Что нужно сделать:
Выпишите из фрагмента о догматическом самоопределении христианства все слова, которые пишутся через дефис.

#### Избранный фрагмент

Устояв под давлением антагонистических религиозно-философских учений, превратившись из репрессируемой в государственную религию, христианство встало перед сложной задачей догматического самоопределения, вне реализации которой ему грозила полная содержательная диффузия перед лицом его обессиленных соперников и, как следствие, превращение из монолитного религиозного феномена в конгломерат враждующих сект. Следуя Л. А. Тихомирову, догматическая самоидентификация христианства являлась крайне необходимой задачей, поскольку христианское вероучение, углубляющее ветхозаветные монотеистические представления идеей боговоплощения, предостерегали две опасности со стороны категорически противоположного пантеистическо-монистического миросозерцания. С одной стороны, ему угрожала опасность политеистической антропоморфизации воплотившегося монотеистического Абсолюта, предполагающая его совершенное отождествление с ограниченным природным явлением, мера могущества которого только количественно, условно превосходит могущество человеческого существа. С другой стороны, ему угрожала опасность пантеистической антропоморфизации воплотившегося христианского Бога, Его растворение в абсолютном природном всеединстве, обладающем духовными свойствами человеческого существа, но лишенном атрибутов личного бытия по причине нелокализуемости в индивидуальных духовных формах. Оба направления антропоморфизации вели к содержательной ревизии христианских представлений о Богочеловеке, подменяя их антропотсистическими, человеко-божескими взглядами, нивелирующими онтологическое различие Создателя и создания, обнаруживающими регрессивную духовную тенденцию к реставрации языческого мировоззрения, совершенному поглощению христианского монотеизма пантеистическим монизмом.

########
#### Набор данных

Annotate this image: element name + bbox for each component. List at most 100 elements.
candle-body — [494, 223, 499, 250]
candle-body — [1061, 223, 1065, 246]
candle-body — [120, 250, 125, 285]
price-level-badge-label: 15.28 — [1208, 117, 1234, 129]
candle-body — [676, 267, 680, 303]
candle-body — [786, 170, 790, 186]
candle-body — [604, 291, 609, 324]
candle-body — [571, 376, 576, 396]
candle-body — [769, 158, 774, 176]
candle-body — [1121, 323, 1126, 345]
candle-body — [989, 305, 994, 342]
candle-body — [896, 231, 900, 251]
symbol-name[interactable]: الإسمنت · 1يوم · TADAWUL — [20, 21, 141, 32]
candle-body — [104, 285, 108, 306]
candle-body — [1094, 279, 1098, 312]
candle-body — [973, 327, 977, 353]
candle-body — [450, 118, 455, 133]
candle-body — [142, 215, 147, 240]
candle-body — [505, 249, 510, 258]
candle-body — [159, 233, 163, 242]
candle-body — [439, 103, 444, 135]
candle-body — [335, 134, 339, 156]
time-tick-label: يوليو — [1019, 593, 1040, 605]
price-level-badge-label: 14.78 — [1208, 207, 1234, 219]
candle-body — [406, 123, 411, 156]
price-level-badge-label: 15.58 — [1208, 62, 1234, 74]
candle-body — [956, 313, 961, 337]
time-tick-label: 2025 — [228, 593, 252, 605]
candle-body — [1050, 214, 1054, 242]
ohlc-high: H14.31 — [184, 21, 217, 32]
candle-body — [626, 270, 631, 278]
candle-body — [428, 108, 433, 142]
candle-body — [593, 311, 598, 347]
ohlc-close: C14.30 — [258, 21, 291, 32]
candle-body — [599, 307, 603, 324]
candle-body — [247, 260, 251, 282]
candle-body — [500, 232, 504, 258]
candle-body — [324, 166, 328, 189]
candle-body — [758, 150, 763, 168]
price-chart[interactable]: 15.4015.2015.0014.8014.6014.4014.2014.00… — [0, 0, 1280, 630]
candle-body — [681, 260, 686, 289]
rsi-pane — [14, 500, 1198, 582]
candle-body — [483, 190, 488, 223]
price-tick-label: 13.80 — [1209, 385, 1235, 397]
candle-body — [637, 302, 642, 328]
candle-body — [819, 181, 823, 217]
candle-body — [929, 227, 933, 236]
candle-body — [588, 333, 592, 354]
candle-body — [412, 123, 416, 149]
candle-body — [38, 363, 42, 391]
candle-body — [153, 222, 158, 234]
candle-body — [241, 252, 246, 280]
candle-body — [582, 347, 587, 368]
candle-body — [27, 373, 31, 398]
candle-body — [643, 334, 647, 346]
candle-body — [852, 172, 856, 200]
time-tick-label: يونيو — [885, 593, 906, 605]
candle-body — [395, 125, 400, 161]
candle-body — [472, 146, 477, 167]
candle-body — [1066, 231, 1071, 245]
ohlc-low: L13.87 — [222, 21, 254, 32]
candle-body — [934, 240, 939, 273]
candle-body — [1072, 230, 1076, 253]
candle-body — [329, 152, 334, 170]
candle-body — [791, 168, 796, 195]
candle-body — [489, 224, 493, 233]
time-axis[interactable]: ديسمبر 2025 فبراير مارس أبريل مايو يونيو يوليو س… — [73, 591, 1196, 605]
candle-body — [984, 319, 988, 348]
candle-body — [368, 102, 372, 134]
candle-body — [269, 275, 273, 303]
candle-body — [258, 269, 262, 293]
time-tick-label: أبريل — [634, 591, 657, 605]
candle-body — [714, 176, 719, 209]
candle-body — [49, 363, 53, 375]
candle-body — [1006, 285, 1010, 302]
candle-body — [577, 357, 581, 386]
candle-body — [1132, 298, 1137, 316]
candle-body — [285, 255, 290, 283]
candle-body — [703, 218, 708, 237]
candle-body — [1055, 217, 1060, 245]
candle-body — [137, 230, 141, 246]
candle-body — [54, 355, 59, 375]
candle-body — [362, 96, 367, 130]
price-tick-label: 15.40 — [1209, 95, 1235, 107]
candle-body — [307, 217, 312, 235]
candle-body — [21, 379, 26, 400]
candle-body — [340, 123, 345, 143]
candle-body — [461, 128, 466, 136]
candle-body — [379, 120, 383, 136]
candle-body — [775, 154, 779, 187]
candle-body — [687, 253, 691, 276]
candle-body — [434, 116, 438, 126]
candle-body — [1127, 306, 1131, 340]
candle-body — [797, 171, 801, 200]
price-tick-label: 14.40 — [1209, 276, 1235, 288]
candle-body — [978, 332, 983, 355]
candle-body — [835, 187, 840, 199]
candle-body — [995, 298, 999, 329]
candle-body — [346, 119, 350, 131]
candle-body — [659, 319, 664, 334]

########

Решение ниже:
религиозно-философских, пантеистическо-монистического, человеко-божескими